_Job_: Seek out every line containing the word "deceased", and copy each.

[Stored records]
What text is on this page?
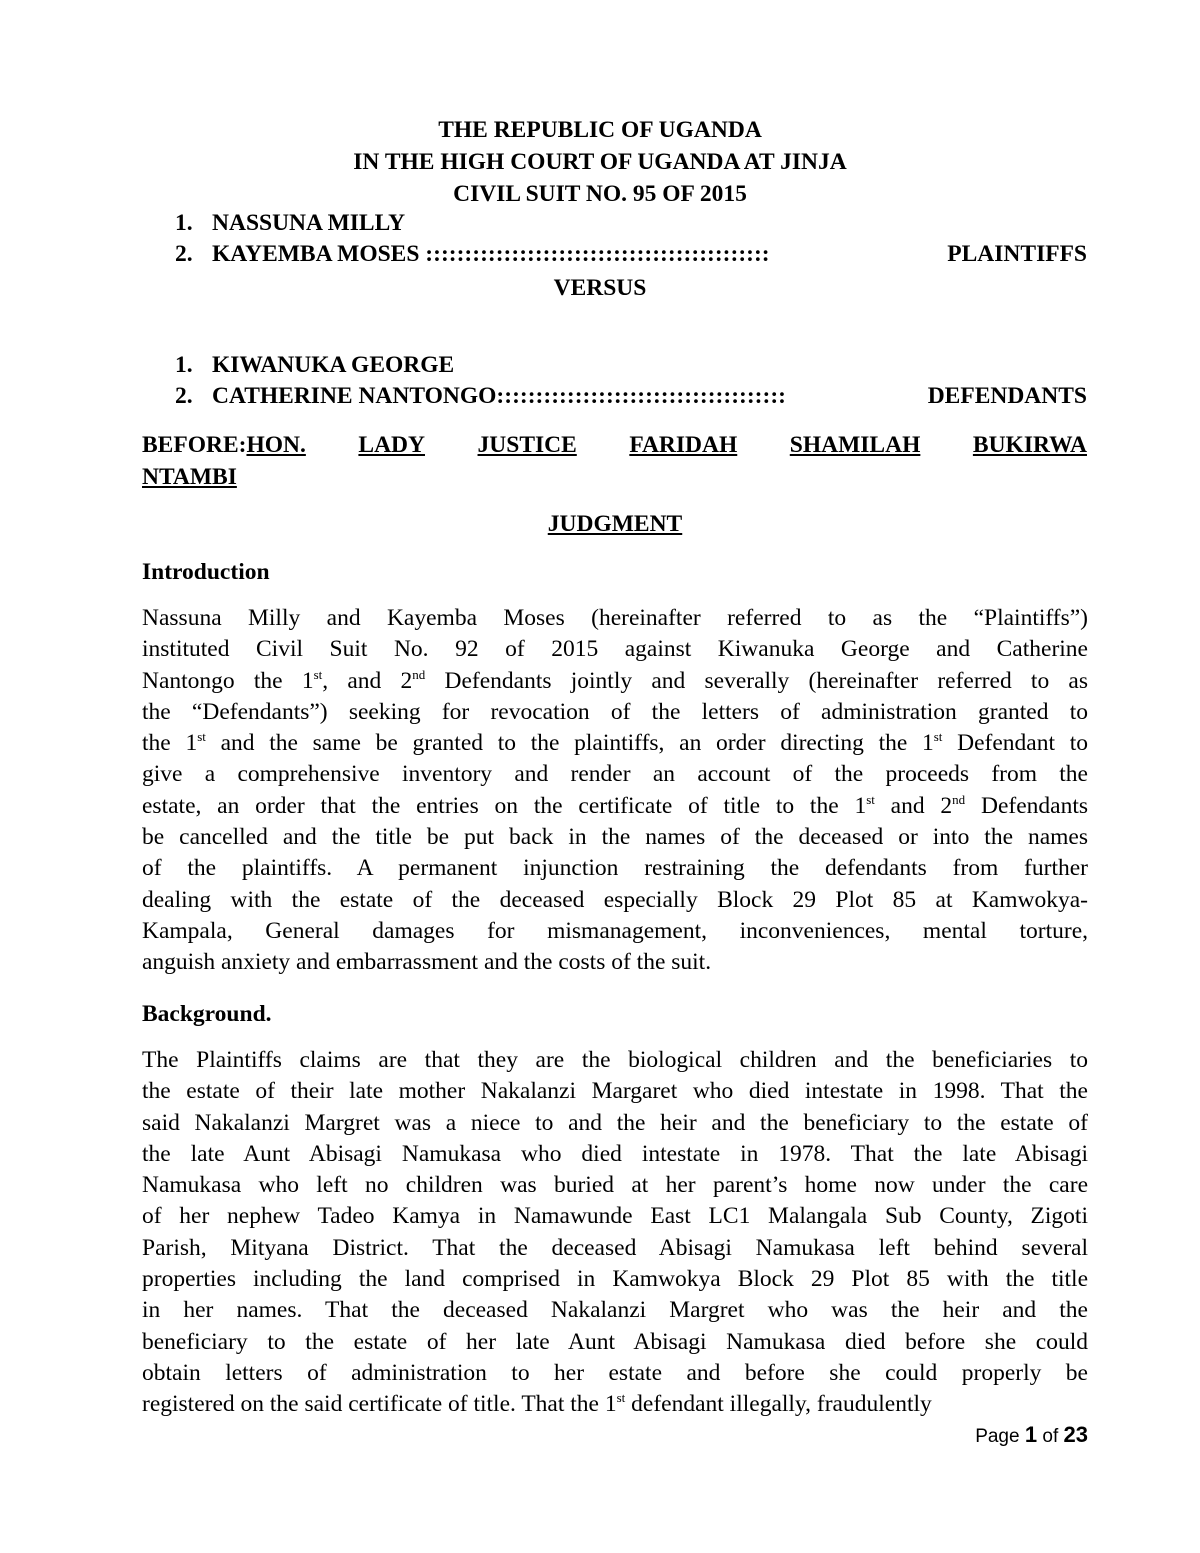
THE REPUBLIC OF UGANDA
IN THE HIGH COURT OF UGANDA AT JINJA
CIVIL SUIT NO. 95 OF 2015
1. NASSUNA MILLY
2. KAYEMBA MOSES ::::::::::::::::::::::::::::::::::::::::::::	PLAINTIFFS
VERSUS
1. KIWANUKA GEORGE
2. CATHERINE NANTONGO:::::::::::::::::::::::::::::::::::::	DEFENDANTS
BEFORE:HON. LADY JUSTICE FARIDAH SHAMILAH BUKIRWA
NTAMBI
JUDGMENT
Introduction
Nassuna Milly and Kayemba Moses (hereinafter referred to as the “Plaintiffs”)
instituted Civil Suit No. 92 of 2015 against Kiwanuka George and Catherine
Nantongo the 1st, and 2nd Defendants jointly and severally (hereinafter referred to as
the “Defendants”) seeking for revocation of the letters of administration granted to
the 1st and the same be granted to the plaintiffs, an order directing the 1st Defendant to
give a comprehensive inventory and render an account of the proceeds from the
estate, an order that the entries on the certificate of title to the 1st and 2nd Defendants
be cancelled and the title be put back in the names of the deceased or into the names
of the plaintiffs. A permanent injunction restraining the defendants from further
dealing with the estate of the deceased especially Block 29 Plot 85 at Kamwokya-
Kampala, General damages for mismanagement, inconveniences, mental torture,
anguish anxiety and embarrassment and the costs of the suit.
Background.
The Plaintiffs claims are that they are the biological children and the beneficiaries to
the estate of their late mother Nakalanzi Margaret who died intestate in 1998. That the
said Nakalanzi Margret was a niece to and the heir and the beneficiary to the estate of
the late Aunt Abisagi Namukasa who died intestate in 1978. That the late Abisagi
Namukasa who left no children was buried at her parent’s home now under the care
of her nephew Tadeo Kamya in Namawunde East LC1 Malangala Sub County, Zigoti
Parish, Mityana District. That the deceased Abisagi Namukasa left behind several
properties including the land comprised in Kamwokya Block 29 Plot 85 with the title
in her names. That the deceased Nakalanzi Margret who was the heir and the
beneficiary to the estate of her late Aunt Abisagi Namukasa died before she could
obtain letters of administration to her estate and before she could properly be
registered on the said certificate of title. That the 1st defendant illegally, fraudulently
Page 1 of 23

_Response to this exercise_:
be cancelled and the title be put back in the names of the deceased or into the names
dealing with the estate of the deceased especially Block 29 Plot 85 at Kamwokya-
Parish, Mityana District. That the deceased Abisagi Namukasa left behind several
in her names. That the deceased Nakalanzi Margret who was the heir and the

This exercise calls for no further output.